**Exercise**
Reproduce the entries exactly.

((

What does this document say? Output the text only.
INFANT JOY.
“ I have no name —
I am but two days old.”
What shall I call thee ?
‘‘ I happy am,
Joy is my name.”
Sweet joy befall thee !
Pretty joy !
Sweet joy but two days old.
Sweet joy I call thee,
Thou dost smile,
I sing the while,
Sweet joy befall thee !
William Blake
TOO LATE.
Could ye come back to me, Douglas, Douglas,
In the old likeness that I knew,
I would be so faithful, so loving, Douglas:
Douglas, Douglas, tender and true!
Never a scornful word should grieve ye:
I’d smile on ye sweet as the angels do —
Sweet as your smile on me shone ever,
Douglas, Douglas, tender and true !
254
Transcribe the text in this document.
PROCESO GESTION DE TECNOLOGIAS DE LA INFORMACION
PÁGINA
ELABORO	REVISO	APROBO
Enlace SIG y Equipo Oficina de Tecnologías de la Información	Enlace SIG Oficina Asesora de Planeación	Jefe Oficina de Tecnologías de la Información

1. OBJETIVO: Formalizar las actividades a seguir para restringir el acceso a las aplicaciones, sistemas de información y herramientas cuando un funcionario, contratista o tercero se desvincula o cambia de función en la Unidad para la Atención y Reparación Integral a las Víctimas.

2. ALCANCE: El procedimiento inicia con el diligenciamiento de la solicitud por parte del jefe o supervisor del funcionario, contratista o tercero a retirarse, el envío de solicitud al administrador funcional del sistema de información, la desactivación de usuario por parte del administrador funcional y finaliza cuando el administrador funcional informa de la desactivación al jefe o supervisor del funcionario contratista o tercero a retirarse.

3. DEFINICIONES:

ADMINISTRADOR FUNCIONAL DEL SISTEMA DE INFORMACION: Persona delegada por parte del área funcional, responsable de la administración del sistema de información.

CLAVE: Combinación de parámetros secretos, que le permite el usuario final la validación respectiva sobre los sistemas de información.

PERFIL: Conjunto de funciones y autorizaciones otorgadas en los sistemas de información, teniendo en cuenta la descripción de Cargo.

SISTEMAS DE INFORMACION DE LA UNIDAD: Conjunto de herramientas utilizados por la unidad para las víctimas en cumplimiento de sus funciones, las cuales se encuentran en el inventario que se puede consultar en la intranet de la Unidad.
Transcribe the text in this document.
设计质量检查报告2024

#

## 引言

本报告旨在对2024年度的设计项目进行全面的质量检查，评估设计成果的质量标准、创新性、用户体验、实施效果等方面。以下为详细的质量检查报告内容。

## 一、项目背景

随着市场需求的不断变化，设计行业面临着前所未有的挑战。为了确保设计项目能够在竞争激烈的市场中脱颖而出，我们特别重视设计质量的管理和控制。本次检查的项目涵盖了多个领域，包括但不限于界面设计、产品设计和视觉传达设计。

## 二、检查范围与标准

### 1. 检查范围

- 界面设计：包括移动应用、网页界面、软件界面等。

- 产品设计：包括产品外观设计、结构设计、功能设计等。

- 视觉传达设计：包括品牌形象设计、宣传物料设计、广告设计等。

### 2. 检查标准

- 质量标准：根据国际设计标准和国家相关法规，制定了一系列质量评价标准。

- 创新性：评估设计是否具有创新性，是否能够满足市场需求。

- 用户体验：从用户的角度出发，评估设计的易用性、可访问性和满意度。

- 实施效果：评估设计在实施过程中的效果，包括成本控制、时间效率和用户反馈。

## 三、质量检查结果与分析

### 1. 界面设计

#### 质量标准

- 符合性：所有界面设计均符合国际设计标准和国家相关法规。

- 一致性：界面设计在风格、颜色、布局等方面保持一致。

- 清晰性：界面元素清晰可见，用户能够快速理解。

))

**Exercise output**
What does this document say? Output the text only.
INFANT JOY.
“ I have no name —
I am but two days old.”
What shall I call thee ?
‘‘ I happy am,
Joy is my name.”
Sweet joy befall thee !
Pretty joy !
Sweet joy but two days old.
Sweet joy I call thee,
Thou dost smile,
I sing the while,
Sweet joy befall thee !
William Blake
TOO LATE.
Could ye come back to me, Douglas, Douglas,
In the old likeness that I knew,
I would be so faithful, so loving, Douglas:
Douglas, Douglas, tender and true!
Never a scornful word should grieve ye:
I’d smile on ye sweet as the angels do —
Sweet as your smile on me shone ever,
Douglas, Douglas, tender and true !
254
Transcribe the text in this document.
PROCESO GESTION DE TECNOLOGIAS DE LA INFORMACION
PÁGINA
ELABORO	REVISO	APROBO
Enlace SIG y Equipo Oficina de Tecnologías de la Información	Enlace SIG Oficina Asesora de Planeación	Jefe Oficina de Tecnologías de la Información

1. OBJETIVO: Formalizar las actividades a seguir para restringir el acceso a las aplicaciones, sistemas de información y herramientas cuando un funcionario, contratista o tercero se desvincula o cambia de función en la Unidad para la Atención y Reparación Integral a las Víctimas.

2. ALCANCE: El procedimiento inicia con el diligenciamiento de la solicitud por parte del jefe o supervisor del funcionario, contratista o tercero a retirarse, el envío de solicitud al administrador funcional del sistema de información, la desactivación de usuario por parte del administrador funcional y finaliza cuando el administrador funcional informa de la desactivación al jefe o supervisor del funcionario contratista o tercero a retirarse.

3. DEFINICIONES:

ADMINISTRADOR FUNCIONAL DEL SISTEMA DE INFORMACION: Persona delegada por parte del área funcional, responsable de la administración del sistema de información.

CLAVE: Combinación de parámetros secretos, que le permite el usuario final la validación respectiva sobre los sistemas de información.

PERFIL: Conjunto de funciones y autorizaciones otorgadas en los sistemas de información, teniendo en cuenta la descripción de Cargo.

SISTEMAS DE INFORMACION DE LA UNIDAD: Conjunto de herramientas utilizados por la unidad para las víctimas en cumplimiento de sus funciones, las cuales se encuentran en el inventario que se puede consultar en la intranet de la Unidad.
Transcribe the text in this document.
设计质量检查报告2024

#

## 引言

本报告旨在对2024年度的设计项目进行全面的质量检查，评估设计成果的质量标准、创新性、用户体验、实施效果等方面。以下为详细的质量检查报告内容。

## 一、项目背景

随着市场需求的不断变化，设计行业面临着前所未有的挑战。为了确保设计项目能够在竞争激烈的市场中脱颖而出，我们特别重视设计质量的管理和控制。本次检查的项目涵盖了多个领域，包括但不限于界面设计、产品设计和视觉传达设计。

## 二、检查范围与标准

### 1. 检查范围

- 界面设计：包括移动应用、网页界面、软件界面等。

- 产品设计：包括产品外观设计、结构设计、功能设计等。

- 视觉传达设计：包括品牌形象设计、宣传物料设计、广告设计等。

### 2. 检查标准

- 质量标准：根据国际设计标准和国家相关法规，制定了一系列质量评价标准。

- 创新性：评估设计是否具有创新性，是否能够满足市场需求。

- 用户体验：从用户的角度出发，评估设计的易用性、可访问性和满意度。

- 实施效果：评估设计在实施过程中的效果，包括成本控制、时间效率和用户反馈。

## 三、质量检查结果与分析

### 1. 界面设计

#### 质量标准

- 符合性：所有界面设计均符合国际设计标准和国家相关法规。

- 一致性：界面设计在风格、颜色、布局等方面保持一致。

- 清晰性：界面元素清晰可见，用户能够快速理解。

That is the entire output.